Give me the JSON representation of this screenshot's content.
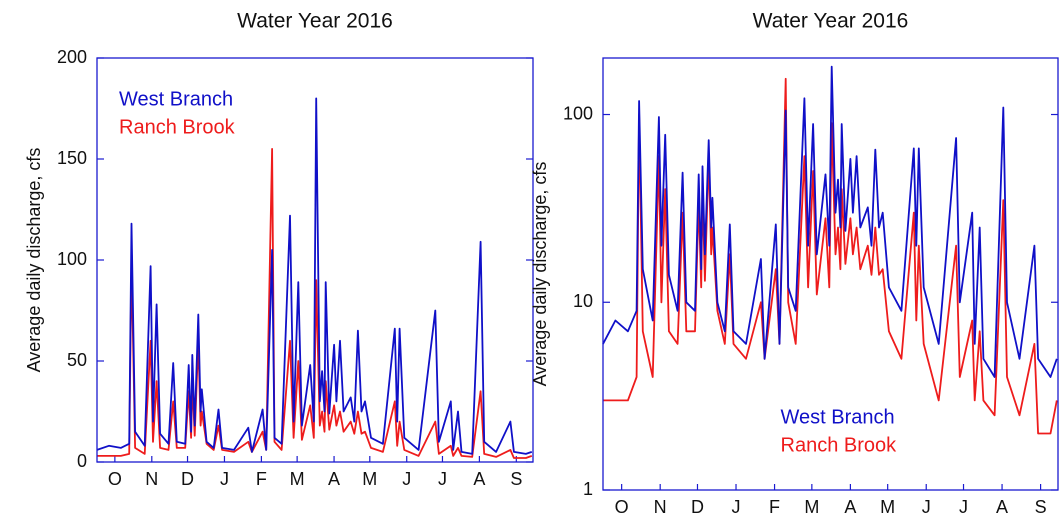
{
  "chart_data": [
    {
      "type": "line",
      "title": "Water Year 2016",
      "y_label": "Average daily discharge, cfs",
      "yscale": "linear",
      "legend": "upper left",
      "axis_color": "#1a1ad0",
      "xlim": [
        0,
        366
      ],
      "xticks": [
        {
          "value": 15,
          "label": "O"
        },
        {
          "value": 46,
          "label": "N"
        },
        {
          "value": 76,
          "label": "D"
        },
        {
          "value": 107,
          "label": "J"
        },
        {
          "value": 138,
          "label": "F"
        },
        {
          "value": 168,
          "label": "M"
        },
        {
          "value": 199,
          "label": "A"
        },
        {
          "value": 229,
          "label": "M"
        },
        {
          "value": 260,
          "label": "J"
        },
        {
          "value": 290,
          "label": "J"
        },
        {
          "value": 321,
          "label": "A"
        },
        {
          "value": 352,
          "label": "S"
        }
      ],
      "ylim": [
        0,
        200
      ],
      "yticks": [
        0,
        50,
        100,
        150,
        200
      ],
      "x": [
        0,
        10,
        20,
        27,
        29,
        32,
        40,
        45,
        47,
        50,
        53,
        60,
        64,
        67,
        74,
        77,
        79,
        80,
        82,
        85,
        87,
        88,
        92,
        98,
        102,
        105,
        115,
        127,
        130,
        139,
        142,
        147,
        149,
        155,
        162,
        165,
        169,
        172,
        179,
        182,
        184,
        187,
        189,
        191,
        192,
        195,
        199,
        201,
        204,
        207,
        213,
        216,
        219,
        222,
        225,
        230,
        240,
        250,
        252,
        254,
        258,
        270,
        284,
        287,
        297,
        299,
        303,
        306,
        315,
        322,
        325,
        335,
        347,
        350,
        360,
        365
      ],
      "series": [
        {
          "name": "West Branch",
          "color": "#1010c8",
          "values": [
            6,
            8,
            7,
            9,
            118,
            15,
            8,
            97,
            20,
            78,
            14,
            9,
            49,
            10,
            9,
            48,
            15,
            53,
            18,
            73,
            25,
            36,
            10,
            7,
            26,
            7,
            6,
            17,
            5,
            26,
            6,
            105,
            12,
            9,
            122,
            20,
            89,
            18,
            48,
            20,
            180,
            30,
            45,
            25,
            89,
            24,
            58,
            30,
            60,
            25,
            32,
            20,
            65,
            25,
            30,
            12,
            9,
            66,
            20,
            66,
            12,
            6,
            75,
            10,
            30,
            6,
            25,
            5,
            4,
            109,
            10,
            5,
            20,
            5,
            4,
            5
          ]
        },
        {
          "name": "Ranch Brook",
          "color": "#ee1c1c",
          "values": [
            3,
            3,
            3,
            4,
            100,
            7,
            4,
            60,
            10,
            40,
            7,
            6,
            30,
            7,
            7,
            35,
            12,
            40,
            13,
            60,
            18,
            25,
            9,
            6,
            18,
            6,
            5,
            10,
            5,
            15,
            6,
            155,
            10,
            6,
            60,
            12,
            50,
            11,
            28,
            12,
            90,
            18,
            25,
            15,
            40,
            16,
            28,
            18,
            25,
            15,
            20,
            14,
            25,
            14,
            15,
            7,
            5,
            30,
            8,
            20,
            6,
            3,
            20,
            4,
            8,
            3,
            7,
            3,
            2.5,
            35,
            4,
            2.5,
            6,
            2,
            2,
            3
          ]
        }
      ]
    },
    {
      "type": "line",
      "title": "Water Year 2016",
      "y_label": "Average daily discharge, cfs",
      "yscale": "log",
      "legend": "lower center",
      "axis_color": "#1a1ad0",
      "xlim": [
        0,
        366
      ],
      "xticks": [
        {
          "value": 15,
          "label": "O"
        },
        {
          "value": 46,
          "label": "N"
        },
        {
          "value": 76,
          "label": "D"
        },
        {
          "value": 107,
          "label": "J"
        },
        {
          "value": 138,
          "label": "F"
        },
        {
          "value": 168,
          "label": "M"
        },
        {
          "value": 199,
          "label": "A"
        },
        {
          "value": 229,
          "label": "M"
        },
        {
          "value": 260,
          "label": "J"
        },
        {
          "value": 290,
          "label": "J"
        },
        {
          "value": 321,
          "label": "A"
        },
        {
          "value": 352,
          "label": "S"
        }
      ],
      "ylim": [
        1,
        200
      ],
      "yticks": [
        1,
        10,
        100
      ],
      "x": [
        0,
        10,
        20,
        27,
        29,
        32,
        40,
        45,
        47,
        50,
        53,
        60,
        64,
        67,
        74,
        77,
        79,
        80,
        82,
        85,
        87,
        88,
        92,
        98,
        102,
        105,
        115,
        127,
        130,
        139,
        142,
        147,
        149,
        155,
        162,
        165,
        169,
        172,
        179,
        182,
        184,
        187,
        189,
        191,
        192,
        195,
        199,
        201,
        204,
        207,
        213,
        216,
        219,
        222,
        225,
        230,
        240,
        250,
        252,
        254,
        258,
        270,
        284,
        287,
        297,
        299,
        303,
        306,
        315,
        322,
        325,
        335,
        347,
        350,
        360,
        365
      ],
      "series": [
        {
          "name": "West Branch",
          "color": "#1010c8",
          "values": [
            6,
            8,
            7,
            9,
            118,
            15,
            8,
            97,
            20,
            78,
            14,
            9,
            49,
            10,
            9,
            48,
            15,
            53,
            18,
            73,
            25,
            36,
            10,
            7,
            26,
            7,
            6,
            17,
            5,
            26,
            6,
            105,
            12,
            9,
            122,
            20,
            89,
            18,
            48,
            20,
            180,
            30,
            45,
            25,
            89,
            24,
            58,
            30,
            60,
            25,
            32,
            20,
            65,
            25,
            30,
            12,
            9,
            66,
            20,
            66,
            12,
            6,
            75,
            10,
            30,
            6,
            25,
            5,
            4,
            109,
            10,
            5,
            20,
            5,
            4,
            5
          ]
        },
        {
          "name": "Ranch Brook",
          "color": "#ee1c1c",
          "values": [
            3,
            3,
            3,
            4,
            100,
            7,
            4,
            60,
            10,
            40,
            7,
            6,
            30,
            7,
            7,
            35,
            12,
            40,
            13,
            60,
            18,
            25,
            9,
            6,
            18,
            6,
            5,
            10,
            5,
            15,
            6,
            155,
            10,
            6,
            60,
            12,
            50,
            11,
            28,
            12,
            90,
            18,
            25,
            15,
            40,
            16,
            28,
            18,
            25,
            15,
            20,
            14,
            25,
            14,
            15,
            7,
            5,
            30,
            8,
            20,
            6,
            3,
            20,
            4,
            8,
            3,
            7,
            3,
            2.5,
            35,
            4,
            2.5,
            6,
            2,
            2,
            3
          ]
        }
      ]
    }
  ]
}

◇ ◇ ◇ ◇ ◇ ◇ ◇

Make an exact copy of the data above, pictures excluded.

Give me the JSON representation of this screenshot's content.
{
  "chart_data": [
    {
      "type": "line",
      "title": "Water Year 2016",
      "y_label": "Average daily discharge, cfs",
      "yscale": "linear",
      "legend": "upper left",
      "axis_color": "#1a1ad0",
      "xlim": [
        0,
        366
      ],
      "xticks": [
        {
          "value": 15,
          "label": "O"
        },
        {
          "value": 46,
          "label": "N"
        },
        {
          "value": 76,
          "label": "D"
        },
        {
          "value": 107,
          "label": "J"
        },
        {
          "value": 138,
          "label": "F"
        },
        {
          "value": 168,
          "label": "M"
        },
        {
          "value": 199,
          "label": "A"
        },
        {
          "value": 229,
          "label": "M"
        },
        {
          "value": 260,
          "label": "J"
        },
        {
          "value": 290,
          "label": "J"
        },
        {
          "value": 321,
          "label": "A"
        },
        {
          "value": 352,
          "label": "S"
        }
      ],
      "ylim": [
        0,
        200
      ],
      "yticks": [
        0,
        50,
        100,
        150,
        200
      ],
      "x": [
        0,
        10,
        20,
        27,
        29,
        32,
        40,
        45,
        47,
        50,
        53,
        60,
        64,
        67,
        74,
        77,
        79,
        80,
        82,
        85,
        87,
        88,
        92,
        98,
        102,
        105,
        115,
        127,
        130,
        139,
        142,
        147,
        149,
        155,
        162,
        165,
        169,
        172,
        179,
        182,
        184,
        187,
        189,
        191,
        192,
        195,
        199,
        201,
        204,
        207,
        213,
        216,
        219,
        222,
        225,
        230,
        240,
        250,
        252,
        254,
        258,
        270,
        284,
        287,
        297,
        299,
        303,
        306,
        315,
        322,
        325,
        335,
        347,
        350,
        360,
        365
      ],
      "series": [
        {
          "name": "West Branch",
          "color": "#1010c8",
          "values": [
            6,
            8,
            7,
            9,
            118,
            15,
            8,
            97,
            20,
            78,
            14,
            9,
            49,
            10,
            9,
            48,
            15,
            53,
            18,
            73,
            25,
            36,
            10,
            7,
            26,
            7,
            6,
            17,
            5,
            26,
            6,
            105,
            12,
            9,
            122,
            20,
            89,
            18,
            48,
            20,
            180,
            30,
            45,
            25,
            89,
            24,
            58,
            30,
            60,
            25,
            32,
            20,
            65,
            25,
            30,
            12,
            9,
            66,
            20,
            66,
            12,
            6,
            75,
            10,
            30,
            6,
            25,
            5,
            4,
            109,
            10,
            5,
            20,
            5,
            4,
            5
          ]
        },
        {
          "name": "Ranch Brook",
          "color": "#ee1c1c",
          "values": [
            3,
            3,
            3,
            4,
            100,
            7,
            4,
            60,
            10,
            40,
            7,
            6,
            30,
            7,
            7,
            35,
            12,
            40,
            13,
            60,
            18,
            25,
            9,
            6,
            18,
            6,
            5,
            10,
            5,
            15,
            6,
            155,
            10,
            6,
            60,
            12,
            50,
            11,
            28,
            12,
            90,
            18,
            25,
            15,
            40,
            16,
            28,
            18,
            25,
            15,
            20,
            14,
            25,
            14,
            15,
            7,
            5,
            30,
            8,
            20,
            6,
            3,
            20,
            4,
            8,
            3,
            7,
            3,
            2.5,
            35,
            4,
            2.5,
            6,
            2,
            2,
            3
          ]
        }
      ]
    },
    {
      "type": "line",
      "title": "Water Year 2016",
      "y_label": "Average daily discharge, cfs",
      "yscale": "log",
      "legend": "lower center",
      "axis_color": "#1a1ad0",
      "xlim": [
        0,
        366
      ],
      "xticks": [
        {
          "value": 15,
          "label": "O"
        },
        {
          "value": 46,
          "label": "N"
        },
        {
          "value": 76,
          "label": "D"
        },
        {
          "value": 107,
          "label": "J"
        },
        {
          "value": 138,
          "label": "F"
        },
        {
          "value": 168,
          "label": "M"
        },
        {
          "value": 199,
          "label": "A"
        },
        {
          "value": 229,
          "label": "M"
        },
        {
          "value": 260,
          "label": "J"
        },
        {
          "value": 290,
          "label": "J"
        },
        {
          "value": 321,
          "label": "A"
        },
        {
          "value": 352,
          "label": "S"
        }
      ],
      "ylim": [
        1,
        200
      ],
      "yticks": [
        1,
        10,
        100
      ],
      "x": [
        0,
        10,
        20,
        27,
        29,
        32,
        40,
        45,
        47,
        50,
        53,
        60,
        64,
        67,
        74,
        77,
        79,
        80,
        82,
        85,
        87,
        88,
        92,
        98,
        102,
        105,
        115,
        127,
        130,
        139,
        142,
        147,
        149,
        155,
        162,
        165,
        169,
        172,
        179,
        182,
        184,
        187,
        189,
        191,
        192,
        195,
        199,
        201,
        204,
        207,
        213,
        216,
        219,
        222,
        225,
        230,
        240,
        250,
        252,
        254,
        258,
        270,
        284,
        287,
        297,
        299,
        303,
        306,
        315,
        322,
        325,
        335,
        347,
        350,
        360,
        365
      ],
      "series": [
        {
          "name": "West Branch",
          "color": "#1010c8",
          "values": [
            6,
            8,
            7,
            9,
            118,
            15,
            8,
            97,
            20,
            78,
            14,
            9,
            49,
            10,
            9,
            48,
            15,
            53,
            18,
            73,
            25,
            36,
            10,
            7,
            26,
            7,
            6,
            17,
            5,
            26,
            6,
            105,
            12,
            9,
            122,
            20,
            89,
            18,
            48,
            20,
            180,
            30,
            45,
            25,
            89,
            24,
            58,
            30,
            60,
            25,
            32,
            20,
            65,
            25,
            30,
            12,
            9,
            66,
            20,
            66,
            12,
            6,
            75,
            10,
            30,
            6,
            25,
            5,
            4,
            109,
            10,
            5,
            20,
            5,
            4,
            5
          ]
        },
        {
          "name": "Ranch Brook",
          "color": "#ee1c1c",
          "values": [
            3,
            3,
            3,
            4,
            100,
            7,
            4,
            60,
            10,
            40,
            7,
            6,
            30,
            7,
            7,
            35,
            12,
            40,
            13,
            60,
            18,
            25,
            9,
            6,
            18,
            6,
            5,
            10,
            5,
            15,
            6,
            155,
            10,
            6,
            60,
            12,
            50,
            11,
            28,
            12,
            90,
            18,
            25,
            15,
            40,
            16,
            28,
            18,
            25,
            15,
            20,
            14,
            25,
            14,
            15,
            7,
            5,
            30,
            8,
            20,
            6,
            3,
            20,
            4,
            8,
            3,
            7,
            3,
            2.5,
            35,
            4,
            2.5,
            6,
            2,
            2,
            3
          ]
        }
      ]
    }
  ]
}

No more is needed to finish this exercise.